◆ **Aim**
Print the complete set of entries exactly.
______________________________
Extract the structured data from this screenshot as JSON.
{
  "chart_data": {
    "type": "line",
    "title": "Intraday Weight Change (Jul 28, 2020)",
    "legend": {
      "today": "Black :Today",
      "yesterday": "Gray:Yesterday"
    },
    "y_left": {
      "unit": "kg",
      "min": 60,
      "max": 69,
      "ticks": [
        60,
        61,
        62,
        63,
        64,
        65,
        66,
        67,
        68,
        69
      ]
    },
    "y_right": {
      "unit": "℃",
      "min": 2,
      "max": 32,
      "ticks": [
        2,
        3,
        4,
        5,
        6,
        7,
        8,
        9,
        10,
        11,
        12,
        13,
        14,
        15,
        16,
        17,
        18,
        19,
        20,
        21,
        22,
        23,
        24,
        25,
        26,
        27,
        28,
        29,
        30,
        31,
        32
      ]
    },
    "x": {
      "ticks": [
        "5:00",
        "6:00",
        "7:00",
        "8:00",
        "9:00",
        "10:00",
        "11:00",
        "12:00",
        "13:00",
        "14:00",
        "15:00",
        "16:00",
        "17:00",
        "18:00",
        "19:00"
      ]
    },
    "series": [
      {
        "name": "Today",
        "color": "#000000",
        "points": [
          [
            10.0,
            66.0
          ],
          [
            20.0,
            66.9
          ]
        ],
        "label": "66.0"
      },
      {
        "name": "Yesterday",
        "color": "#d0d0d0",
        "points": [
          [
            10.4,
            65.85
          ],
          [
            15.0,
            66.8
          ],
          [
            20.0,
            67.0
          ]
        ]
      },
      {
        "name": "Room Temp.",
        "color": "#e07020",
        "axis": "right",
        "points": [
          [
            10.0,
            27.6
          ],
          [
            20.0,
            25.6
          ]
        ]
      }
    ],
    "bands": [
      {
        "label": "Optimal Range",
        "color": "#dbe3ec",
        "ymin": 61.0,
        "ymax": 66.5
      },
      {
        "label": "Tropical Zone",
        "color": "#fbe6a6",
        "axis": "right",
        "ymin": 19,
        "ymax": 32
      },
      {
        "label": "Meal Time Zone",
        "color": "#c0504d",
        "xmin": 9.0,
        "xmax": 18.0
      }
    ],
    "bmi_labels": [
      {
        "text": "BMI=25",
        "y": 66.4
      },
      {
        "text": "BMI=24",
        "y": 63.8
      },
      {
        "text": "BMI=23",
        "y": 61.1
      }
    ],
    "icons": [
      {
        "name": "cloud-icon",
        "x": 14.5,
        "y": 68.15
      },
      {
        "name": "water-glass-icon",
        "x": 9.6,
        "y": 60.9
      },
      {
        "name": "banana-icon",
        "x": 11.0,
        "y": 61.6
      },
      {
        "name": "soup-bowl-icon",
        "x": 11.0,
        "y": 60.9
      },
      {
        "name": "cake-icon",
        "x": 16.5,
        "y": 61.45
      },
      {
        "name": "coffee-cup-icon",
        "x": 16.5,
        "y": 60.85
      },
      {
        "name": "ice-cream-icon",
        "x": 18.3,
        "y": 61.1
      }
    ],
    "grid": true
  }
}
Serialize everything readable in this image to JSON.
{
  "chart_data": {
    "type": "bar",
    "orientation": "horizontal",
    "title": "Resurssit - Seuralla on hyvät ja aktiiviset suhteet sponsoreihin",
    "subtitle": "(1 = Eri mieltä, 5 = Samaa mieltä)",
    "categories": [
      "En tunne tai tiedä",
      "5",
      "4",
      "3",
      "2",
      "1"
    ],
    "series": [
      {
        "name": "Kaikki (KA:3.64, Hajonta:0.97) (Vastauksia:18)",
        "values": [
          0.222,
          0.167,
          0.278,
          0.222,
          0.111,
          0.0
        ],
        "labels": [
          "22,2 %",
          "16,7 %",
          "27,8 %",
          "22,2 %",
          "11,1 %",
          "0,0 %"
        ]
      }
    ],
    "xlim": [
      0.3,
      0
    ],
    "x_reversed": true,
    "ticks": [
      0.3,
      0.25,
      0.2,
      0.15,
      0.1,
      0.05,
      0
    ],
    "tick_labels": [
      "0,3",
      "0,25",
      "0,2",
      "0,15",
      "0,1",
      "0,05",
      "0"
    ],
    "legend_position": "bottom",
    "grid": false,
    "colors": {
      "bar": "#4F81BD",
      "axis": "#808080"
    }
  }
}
______________________________
◆ **Task output**
Extract the structured data from this screenshot as JSON.
{
  "chart_data": {
    "type": "line",
    "title": "Intraday Weight Change (Jul 28, 2020)",
    "legend": {
      "today": "Black :Today",
      "yesterday": "Gray:Yesterday"
    },
    "y_left": {
      "unit": "kg",
      "min": 60,
      "max": 69,
      "ticks": [
        60,
        61,
        62,
        63,
        64,
        65,
        66,
        67,
        68,
        69
      ]
    },
    "y_right": {
      "unit": "℃",
      "min": 2,
      "max": 32,
      "ticks": [
        2,
        3,
        4,
        5,
        6,
        7,
        8,
        9,
        10,
        11,
        12,
        13,
        14,
        15,
        16,
        17,
        18,
        19,
        20,
        21,
        22,
        23,
        24,
        25,
        26,
        27,
        28,
        29,
        30,
        31,
        32
      ]
    },
    "x": {
      "ticks": [
        "5:00",
        "6:00",
        "7:00",
        "8:00",
        "9:00",
        "10:00",
        "11:00",
        "12:00",
        "13:00",
        "14:00",
        "15:00",
        "16:00",
        "17:00",
        "18:00",
        "19:00"
      ]
    },
    "series": [
      {
        "name": "Today",
        "color": "#000000",
        "points": [
          [
            10.0,
            66.0
          ],
          [
            20.0,
            66.9
          ]
        ],
        "label": "66.0"
      },
      {
        "name": "Yesterday",
        "color": "#d0d0d0",
        "points": [
          [
            10.4,
            65.85
          ],
          [
            15.0,
            66.8
          ],
          [
            20.0,
            67.0
          ]
        ]
      },
      {
        "name": "Room Temp.",
        "color": "#e07020",
        "axis": "right",
        "points": [
          [
            10.0,
            27.6
          ],
          [
            20.0,
            25.6
          ]
        ]
      }
    ],
    "bands": [
      {
        "label": "Optimal Range",
        "color": "#dbe3ec",
        "ymin": 61.0,
        "ymax": 66.5
      },
      {
        "label": "Tropical Zone",
        "color": "#fbe6a6",
        "axis": "right",
        "ymin": 19,
        "ymax": 32
      },
      {
        "label": "Meal Time Zone",
        "color": "#c0504d",
        "xmin": 9.0,
        "xmax": 18.0
      }
    ],
    "bmi_labels": [
      {
        "text": "BMI=25",
        "y": 66.4
      },
      {
        "text": "BMI=24",
        "y": 63.8
      },
      {
        "text": "BMI=23",
        "y": 61.1
      }
    ],
    "icons": [
      {
        "name": "cloud-icon",
        "x": 14.5,
        "y": 68.15
      },
      {
        "name": "water-glass-icon",
        "x": 9.6,
        "y": 60.9
      },
      {
        "name": "banana-icon",
        "x": 11.0,
        "y": 61.6
      },
      {
        "name": "soup-bowl-icon",
        "x": 11.0,
        "y": 60.9
      },
      {
        "name": "cake-icon",
        "x": 16.5,
        "y": 61.45
      },
      {
        "name": "coffee-cup-icon",
        "x": 16.5,
        "y": 60.85
      },
      {
        "name": "ice-cream-icon",
        "x": 18.3,
        "y": 61.1
      }
    ],
    "grid": true
  }
}
Serialize everything readable in this image to JSON.
{
  "chart_data": {
    "type": "bar",
    "orientation": "horizontal",
    "title": "Resurssit - Seuralla on hyvät ja aktiiviset suhteet sponsoreihin",
    "subtitle": "(1 = Eri mieltä, 5 = Samaa mieltä)",
    "categories": [
      "En tunne tai tiedä",
      "5",
      "4",
      "3",
      "2",
      "1"
    ],
    "series": [
      {
        "name": "Kaikki (KA:3.64, Hajonta:0.97) (Vastauksia:18)",
        "values": [
          0.222,
          0.167,
          0.278,
          0.222,
          0.111,
          0.0
        ],
        "labels": [
          "22,2 %",
          "16,7 %",
          "27,8 %",
          "22,2 %",
          "11,1 %",
          "0,0 %"
        ]
      }
    ],
    "xlim": [
      0.3,
      0
    ],
    "x_reversed": true,
    "ticks": [
      0.3,
      0.25,
      0.2,
      0.15,
      0.1,
      0.05,
      0
    ],
    "tick_labels": [
      "0,3",
      "0,25",
      "0,2",
      "0,15",
      "0,1",
      "0,05",
      "0"
    ],
    "legend_position": "bottom",
    "grid": false,
    "colors": {
      "bar": "#4F81BD",
      "axis": "#808080"
    }
  }
}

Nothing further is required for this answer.